* _AIM_: Copy all the material below, exactly as it stands.

Collection entries:

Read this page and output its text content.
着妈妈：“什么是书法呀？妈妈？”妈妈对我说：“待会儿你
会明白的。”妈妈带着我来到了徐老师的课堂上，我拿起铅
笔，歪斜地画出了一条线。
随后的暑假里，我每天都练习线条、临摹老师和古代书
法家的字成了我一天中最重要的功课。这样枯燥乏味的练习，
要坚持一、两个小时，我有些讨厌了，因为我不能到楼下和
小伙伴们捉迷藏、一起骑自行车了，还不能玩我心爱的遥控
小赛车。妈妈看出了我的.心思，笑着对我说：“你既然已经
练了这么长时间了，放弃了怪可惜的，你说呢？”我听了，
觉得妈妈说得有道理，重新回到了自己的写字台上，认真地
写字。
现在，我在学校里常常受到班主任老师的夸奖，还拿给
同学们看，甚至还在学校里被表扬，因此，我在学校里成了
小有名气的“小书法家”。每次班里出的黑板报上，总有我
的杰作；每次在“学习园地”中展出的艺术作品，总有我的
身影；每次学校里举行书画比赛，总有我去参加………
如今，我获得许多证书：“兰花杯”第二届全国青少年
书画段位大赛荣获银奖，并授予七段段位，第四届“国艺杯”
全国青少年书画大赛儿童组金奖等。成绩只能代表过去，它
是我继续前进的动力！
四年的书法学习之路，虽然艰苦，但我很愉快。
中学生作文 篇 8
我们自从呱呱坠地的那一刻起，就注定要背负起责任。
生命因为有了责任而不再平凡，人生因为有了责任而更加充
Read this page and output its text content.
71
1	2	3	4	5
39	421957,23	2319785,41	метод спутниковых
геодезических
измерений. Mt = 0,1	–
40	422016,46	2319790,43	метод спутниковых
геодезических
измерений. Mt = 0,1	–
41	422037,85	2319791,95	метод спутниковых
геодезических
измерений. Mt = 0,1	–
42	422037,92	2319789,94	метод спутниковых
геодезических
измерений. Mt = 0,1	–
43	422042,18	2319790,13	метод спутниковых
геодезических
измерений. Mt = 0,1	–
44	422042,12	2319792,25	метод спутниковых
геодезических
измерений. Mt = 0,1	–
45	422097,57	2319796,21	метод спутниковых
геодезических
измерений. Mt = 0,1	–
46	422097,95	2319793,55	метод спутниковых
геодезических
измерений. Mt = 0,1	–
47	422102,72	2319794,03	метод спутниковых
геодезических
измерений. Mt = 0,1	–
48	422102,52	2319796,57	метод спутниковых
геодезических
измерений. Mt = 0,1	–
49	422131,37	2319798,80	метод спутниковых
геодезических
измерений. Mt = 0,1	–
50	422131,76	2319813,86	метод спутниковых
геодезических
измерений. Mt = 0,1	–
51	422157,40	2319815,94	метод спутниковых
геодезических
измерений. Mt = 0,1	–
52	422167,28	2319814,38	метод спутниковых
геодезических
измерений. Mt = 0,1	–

* _ANSWER BELOW_:
Read this page and output its text content.
着妈妈：“什么是书法呀？妈妈？”妈妈对我说：“待会儿你
会明白的。”妈妈带着我来到了徐老师的课堂上，我拿起铅
笔，歪斜地画出了一条线。
随后的暑假里，我每天都练习线条、临摹老师和古代书
法家的字成了我一天中最重要的功课。这样枯燥乏味的练习，
要坚持一、两个小时，我有些讨厌了，因为我不能到楼下和
小伙伴们捉迷藏、一起骑自行车了，还不能玩我心爱的遥控
小赛车。妈妈看出了我的.心思，笑着对我说：“你既然已经
练了这么长时间了，放弃了怪可惜的，你说呢？”我听了，
觉得妈妈说得有道理，重新回到了自己的写字台上，认真地
写字。
现在，我在学校里常常受到班主任老师的夸奖，还拿给
同学们看，甚至还在学校里被表扬，因此，我在学校里成了
小有名气的“小书法家”。每次班里出的黑板报上，总有我
的杰作；每次在“学习园地”中展出的艺术作品，总有我的
身影；每次学校里举行书画比赛，总有我去参加………
如今，我获得许多证书：“兰花杯”第二届全国青少年
书画段位大赛荣获银奖，并授予七段段位，第四届“国艺杯”
全国青少年书画大赛儿童组金奖等。成绩只能代表过去，它
是我继续前进的动力！
四年的书法学习之路，虽然艰苦，但我很愉快。
中学生作文 篇 8
我们自从呱呱坠地的那一刻起，就注定要背负起责任。
生命因为有了责任而不再平凡，人生因为有了责任而更加充
Read this page and output its text content.
71
1	2	3	4	5
39	421957,23	2319785,41	метод спутниковых
геодезических
измерений. Mt = 0,1	–
40	422016,46	2319790,43	метод спутниковых
геодезических
измерений. Mt = 0,1	–
41	422037,85	2319791,95	метод спутниковых
геодезических
измерений. Mt = 0,1	–
42	422037,92	2319789,94	метод спутниковых
геодезических
измерений. Mt = 0,1	–
43	422042,18	2319790,13	метод спутниковых
геодезических
измерений. Mt = 0,1	–
44	422042,12	2319792,25	метод спутниковых
геодезических
измерений. Mt = 0,1	–
45	422097,57	2319796,21	метод спутниковых
геодезических
измерений. Mt = 0,1	–
46	422097,95	2319793,55	метод спутниковых
геодезических
измерений. Mt = 0,1	–
47	422102,72	2319794,03	метод спутниковых
геодезических
измерений. Mt = 0,1	–
48	422102,52	2319796,57	метод спутниковых
геодезических
измерений. Mt = 0,1	–
49	422131,37	2319798,80	метод спутниковых
геодезических
измерений. Mt = 0,1	–
50	422131,76	2319813,86	метод спутниковых
геодезических
измерений. Mt = 0,1	–
51	422157,40	2319815,94	метод спутниковых
геодезических
измерений. Mt = 0,1	–
52	422167,28	2319814,38	метод спутниковых
геодезических
измерений. Mt = 0,1	–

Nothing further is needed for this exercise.